> _Given exercise_: Pick out the lines below that include the string "коммунальных".
◇ ◇ ◇ ◇ ◇
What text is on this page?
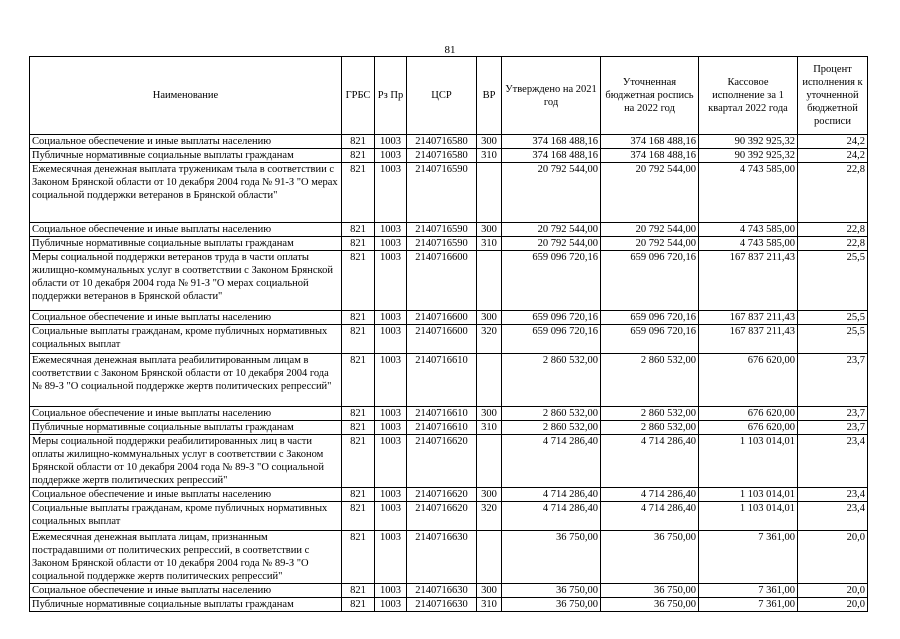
81
Наименование	ГРБС	Рз Пр	ЦСР	ВР	Утверждено на 2021 год	Уточненная бюджетная роспись на 2022 год	Кассовое исполнение за 1 квартал 2022 года	Процент исполнения к уточненной бюджетной росписи
Социальное обеспечение и иные выплаты населению	821	1003	2140716580	300	374 168 488,16	374 168 488,16	90 392 925,32	24,2
Публичные нормативные социальные выплаты гражданам	821	1003	2140716580	310	374 168 488,16	374 168 488,16	90 392 925,32	24,2
Ежемесячная денежная выплата труженикам тыла в соответствии с Законом Брянской области от 10 декабря 2004 года № 91-З "О мерах социальной поддержки ветеранов в Брянской области"	821	1003	2140716590		20 792 544,00	20 792 544,00	4 743 585,00	22,8
Социальное обеспечение и иные выплаты населению	821	1003	2140716590	300	20 792 544,00	20 792 544,00	4 743 585,00	22,8
Публичные нормативные социальные выплаты гражданам	821	1003	2140716590	310	20 792 544,00	20 792 544,00	4 743 585,00	22,8
Меры социальной поддержки ветеранов труда в части оплаты жилищно-коммунальных услуг в соответствии с Законом Брянской области от 10 декабря 2004 года № 91-З "О мерах социальной поддержки ветеранов в Брянской области"	821	1003	2140716600		659 096 720,16	659 096 720,16	167 837 211,43	25,5
Социальное обеспечение и иные выплаты населению	821	1003	2140716600	300	659 096 720,16	659 096 720,16	167 837 211,43	25,5
Социальные выплаты гражданам, кроме публичных нормативных социальных выплат	821	1003	2140716600	320	659 096 720,16	659 096 720,16	167 837 211,43	25,5
Ежемесячная денежная выплата реабилитированным лицам в соответствии с Законом Брянской области от 10 декабря 2004 года № 89-З "О социальной поддержке жертв политических репрессий"	821	1003	2140716610		2 860 532,00	2 860 532,00	676 620,00	23,7
Социальное обеспечение и иные выплаты населению	821	1003	2140716610	300	2 860 532,00	2 860 532,00	676 620,00	23,7
Публичные нормативные социальные выплаты гражданам	821	1003	2140716610	310	2 860 532,00	2 860 532,00	676 620,00	23,7
Меры социальной поддержки реабилитированных лиц в части оплаты жилищно-коммунальных услуг в соответствии с Законом Брянской области от 10 декабря 2004 года № 89-З "О социальной поддержке жертв политических репрессий"	821	1003	2140716620		4 714 286,40	4 714 286,40	1 103 014,01	23,4
Социальное обеспечение и иные выплаты населению	821	1003	2140716620	300	4 714 286,40	4 714 286,40	1 103 014,01	23,4
Социальные выплаты гражданам, кроме публичных нормативных социальных выплат	821	1003	2140716620	320	4 714 286,40	4 714 286,40	1 103 014,01	23,4
Ежемесячная денежная выплата лицам, признанным пострадавшими от политических репрессий, в соответствии с Законом Брянской области от 10 декабря 2004 года № 89-З "О социальной поддержке жертв политических репрессий"	821	1003	2140716630		36 750,00	36 750,00	7 361,00	20,0
Социальное обеспечение и иные выплаты населению	821	1003	2140716630	300	36 750,00	36 750,00	7 361,00	20,0
Публичные нормативные социальные выплаты гражданам	821	1003	2140716630	310	36 750,00	36 750,00	7 361,00	20,0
◇ ◇ ◇ ◇ ◇
> _Correct answer_:
Меры социальной поддержки ветеранов труда в части оплаты жилищно-коммунальных услуг в соответствии с Законом Брянской области от 10 декабря 2004 года № 91-З "О мерах социальной поддержки ветеранов в Брянской области"	821	1003	2140716600		659 096 720,16	659 096 720,16	167 837 211,43	25,5
Меры социальной поддержки реабилитированных лиц в части оплаты жилищно-коммунальных услуг в соответствии с Законом Брянской области от 10 декабря 2004 года № 89-З "О социальной поддержке жертв политических репрессий"	821	1003	2140716620		4 714 286,40	4 714 286,40	1 103 014,01	23,4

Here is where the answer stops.